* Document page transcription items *
Content starts

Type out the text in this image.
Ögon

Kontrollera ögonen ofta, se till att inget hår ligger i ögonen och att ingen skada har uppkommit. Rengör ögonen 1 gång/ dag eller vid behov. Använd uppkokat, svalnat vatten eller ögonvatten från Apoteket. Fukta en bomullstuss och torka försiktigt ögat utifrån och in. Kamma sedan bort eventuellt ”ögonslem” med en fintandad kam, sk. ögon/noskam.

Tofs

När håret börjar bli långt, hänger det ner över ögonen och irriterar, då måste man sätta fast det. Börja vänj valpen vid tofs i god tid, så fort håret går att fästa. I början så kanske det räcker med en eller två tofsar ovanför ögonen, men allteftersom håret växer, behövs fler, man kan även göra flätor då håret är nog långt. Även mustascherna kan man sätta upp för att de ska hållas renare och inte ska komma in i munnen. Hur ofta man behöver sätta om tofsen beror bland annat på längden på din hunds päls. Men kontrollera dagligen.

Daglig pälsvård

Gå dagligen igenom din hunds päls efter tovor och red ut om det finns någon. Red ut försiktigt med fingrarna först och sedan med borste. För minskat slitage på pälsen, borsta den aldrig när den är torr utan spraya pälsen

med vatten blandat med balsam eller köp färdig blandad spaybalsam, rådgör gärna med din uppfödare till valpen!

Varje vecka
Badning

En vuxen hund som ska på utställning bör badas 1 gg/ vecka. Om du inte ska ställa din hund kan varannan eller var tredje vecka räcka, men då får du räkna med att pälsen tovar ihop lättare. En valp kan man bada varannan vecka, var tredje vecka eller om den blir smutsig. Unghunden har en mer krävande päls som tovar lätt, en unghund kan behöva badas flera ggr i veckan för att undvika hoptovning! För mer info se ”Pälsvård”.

Content ends

* Prompt *
All of the data above must be repeated exactly.

* Exercise answer *
Type out the text in this image.
Ögon

Kontrollera ögonen ofta, se till att inget hår ligger i ögonen och att ingen skada har uppkommit. Rengör ögonen 1 gång/ dag eller vid behov. Använd uppkokat, svalnat vatten eller ögonvatten från Apoteket. Fukta en bomullstuss och torka försiktigt ögat utifrån och in. Kamma sedan bort eventuellt ”ögonslem” med en fintandad kam, sk. ögon/noskam.

Tofs

När håret börjar bli långt, hänger det ner över ögonen och irriterar, då måste man sätta fast det. Börja vänj valpen vid tofs i god tid, så fort håret går att fästa. I början så kanske det räcker med en eller två tofsar ovanför ögonen, men allteftersom håret växer, behövs fler, man kan även göra flätor då håret är nog långt. Även mustascherna kan man sätta upp för att de ska hållas renare och inte ska komma in i munnen. Hur ofta man behöver sätta om tofsen beror bland annat på längden på din hunds päls. Men kontrollera dagligen.

Daglig pälsvård

Gå dagligen igenom din hunds päls efter tovor och red ut om det finns någon. Red ut försiktigt med fingrarna först och sedan med borste. För minskat slitage på pälsen, borsta den aldrig när den är torr utan spraya pälsen

med vatten blandat med balsam eller köp färdig blandad spaybalsam, rådgör gärna med din uppfödare till valpen!

Varje vecka
Badning

En vuxen hund som ska på utställning bör badas 1 gg/ vecka. Om du inte ska ställa din hund kan varannan eller var tredje vecka räcka, men då får du räkna med att pälsen tovar ihop lättare. En valp kan man bada varannan vecka, var tredje vecka eller om den blir smutsig. Unghunden har en mer krävande päls som tovar lätt, en unghund kan behöva badas flera ggr i veckan för att undvika hoptovning! För mer info se ”Pälsvård”.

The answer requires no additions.